== Directions ==
Pick up the food pricing interview where it stops and write what comes next.

== Selected excerpt ==

+ + + + + + +

BMC: How long has The Food Institute tracked food pricing, and are there any lessons learned that you can share?

Todd: From our New Jersey headquarters, the non-profit Food Institute has been tracking food prices since 1928, so we’ve seen it all – inflation, deflation, and almost everything in between. Over time, we’ve learned from our 2,000 or so members that the toughest period for retailers occurs when prices are flat or going down, so the turbulence in today’s market isn’t surprising. However, we’ve never seen a period where prices have been flat or declining for this length of time – more than three years in a row – so it’s hard to draw lessons from history in this situation.

What caught your attention in the Supermarket News 2012 Analyst Roundtable?

I was struck by the talk about “the shrinking pie.” People are literally spending less on food, but it’s not clear where the dollars are going. Other types of retailers, such as dollar stores and hard discounters, have experienced sales increases, but these increases don’t begin to match the decline in supermarket sales. The “shrinking pie” isn’t something we’ve heard a lot about up to this point, and I don’t think it will be easy for those involved in the supermarket business to accept because it leads to sobering conclusions.

I was also struck by the “trust factor.” Among younger shoppers, it appears that traditional supermarkets are losing out to mass merchandisers (who market to them vigorously). These days, young people trust mass merchandisers more than they trust supermarkets. I think it’s likely supermarkets will gain in the trust department as they age. Local supermarkets will be more of a draw as this age group has families.

What categories of food are included in the price data you work with?

The Food Institute studies all the ways food goes to market, not just supermarkets.

  • We produce a “real growth calculation” by looking at the actual mix of products moving through today’s supermarket. For this we bring in measures of price changes beyond the CPI for food to more accurately estimate inflation for the mix of supermarket sales.
  • We monitor changes in the price of food at the wholesale level so that we can forecast retail price changes. It turns out that it usually takes three months for wholesale increases to be reflected at retail. We call this our food price tracker, and we publish the results every month.
  • We also estimate the percentage of food sales in non-supermarket channels to better understand where the sales lost by supermarkets are going. This is called “food share of alternative retailers.”

What’s the outlook for food price increases over the next year?

It’s always risky to predict the future, and this year everyone seems to be waiting for the last kernel of corn to be harvested before making their forecast, but I’ll give it a try. It appears that food prices will not go up significantly this year; however, it could be a different story in 2013. By then carryover will be at much lower levels due to drought conditions, so prices will be particularly volatile. Even if commodity food prices do go up in 2013, it’s hard to say how much of this will be passed on to shoppers.

If food prices do go up, what’s the likely impact on retail growth?

+ + + + + + +

== Recorded information ==

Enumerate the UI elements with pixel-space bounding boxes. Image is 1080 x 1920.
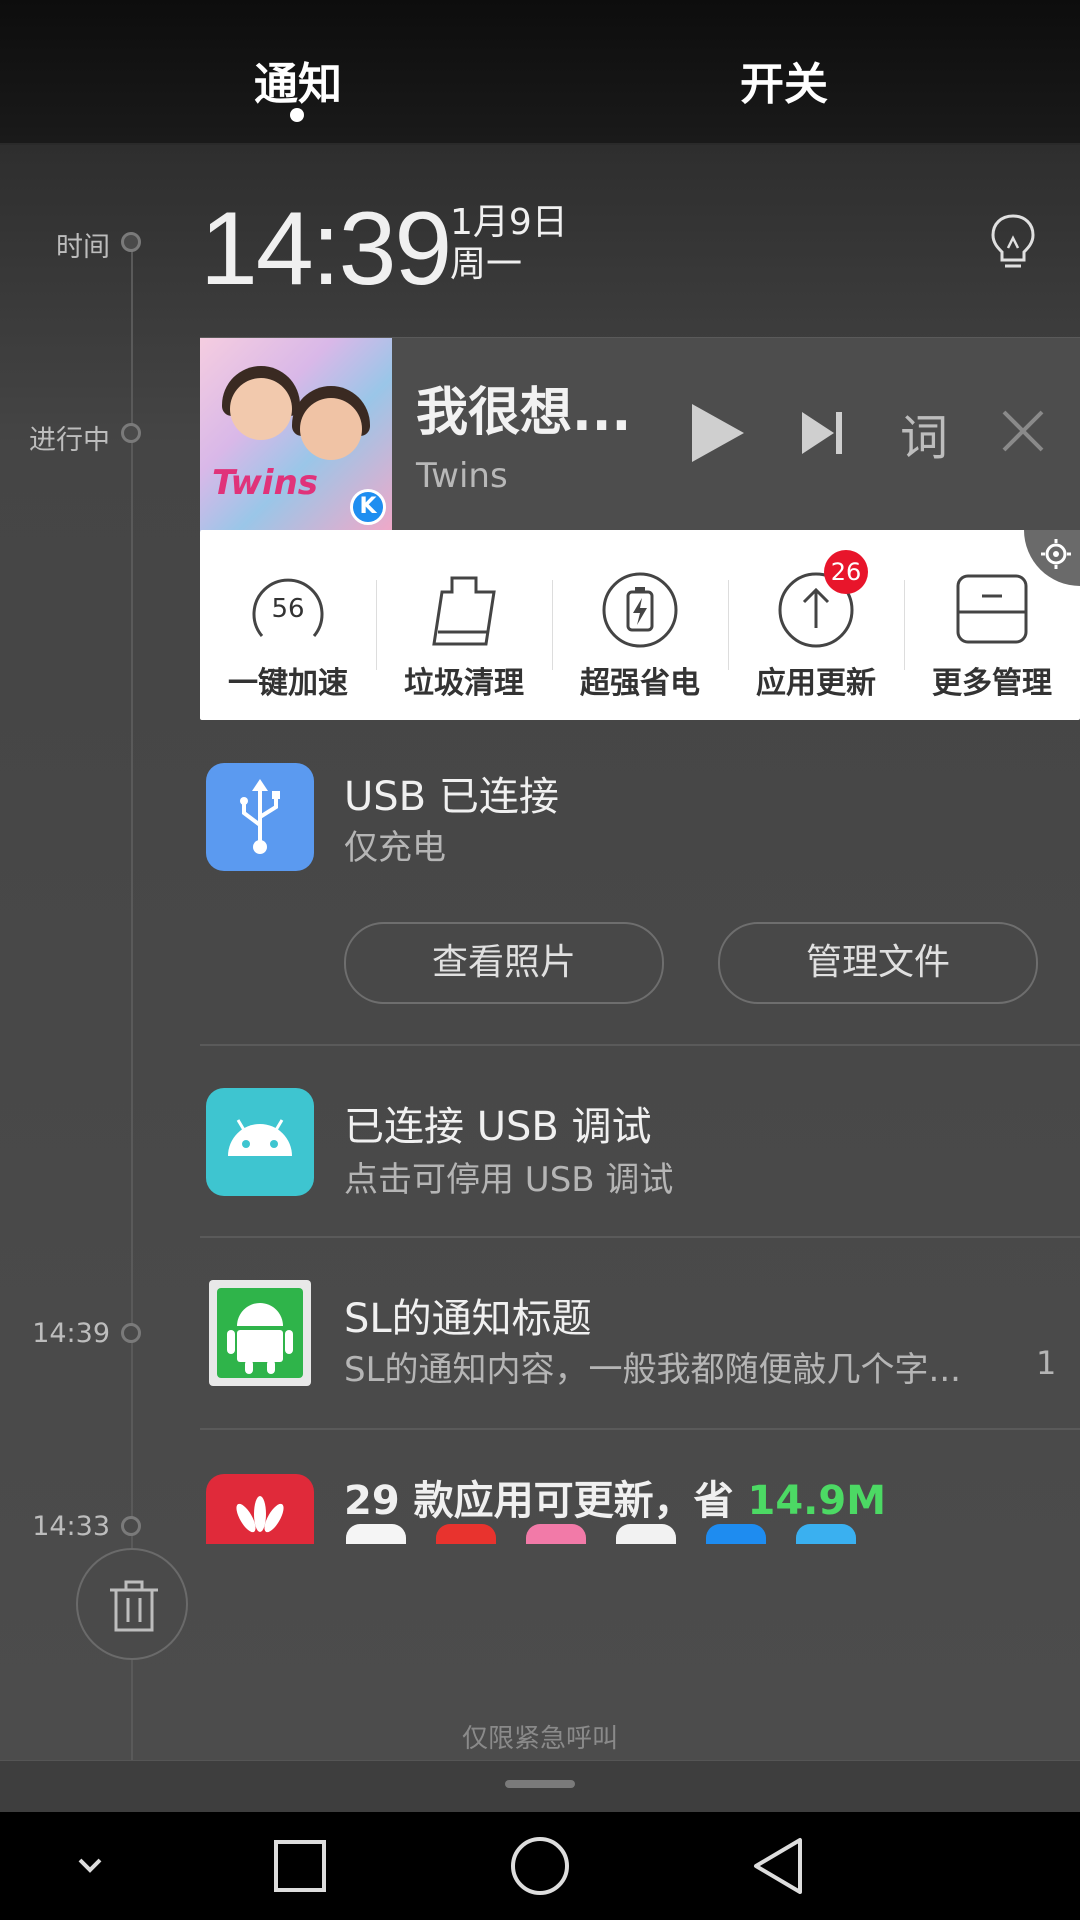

+ + + + + + +

== Response to this task ==
This a hard question to answer because food products are so “substitutable.” People truly have a lot of choices in terms of brands and stores and price points, and this means shoppers can easily find alternatives that will help them avoid the impact of price increases. Will shoppers choose to accept certain price increases and continue to buy items? Or will they try to dodge the increases by purchasing substitute products? Only time will tell, so it’s hard to anticipate the impact on retail growth.

Do you see the growing use of technology by shoppers affecting the way people adjust to food price increases?

Yes, and this point came up in the roundtable. It seems to me that it’s connected with the idea that there’s a high degree of substitutability in food purchasing, both in terms of products and places to buy.

  • In some cases, technology can help reduce the impact of price increases. Safeway’s “Just 4 U” (and similar personalized promotion systems) show shoppers discounts on the products they buy most often, and this should help to insulate people from the impact of short-term price inflation.
  • In other cases, technology can expand the number of shopping oportunities. The scannable/shoppable signs for grocery products that Ahold is putting in subways and train stations are an example of how technology is making it easier for shoppers to have more choices for where – and how – they shop.

Is there anything you might have wanted to hear more about in the 2012 Roundtable?

They did a great job. The only thing I might have wished for was a little more coverage on the aggressive growth of food sales in both drug and dollar stores. This is particularly of interest on the West Coast, where dollar stores are expanding aggressively in urban and suburban markets and really growing their food sales.

People are using drug and dollar store outlets more and more frequently, and this will have a noticeable impact on where food shopping happens. Looking at this larger picture would be helpful. It’s hard to know if this is a long-term trend, or if the sales that grocery stores have lost to these channels will come back when the economy changes.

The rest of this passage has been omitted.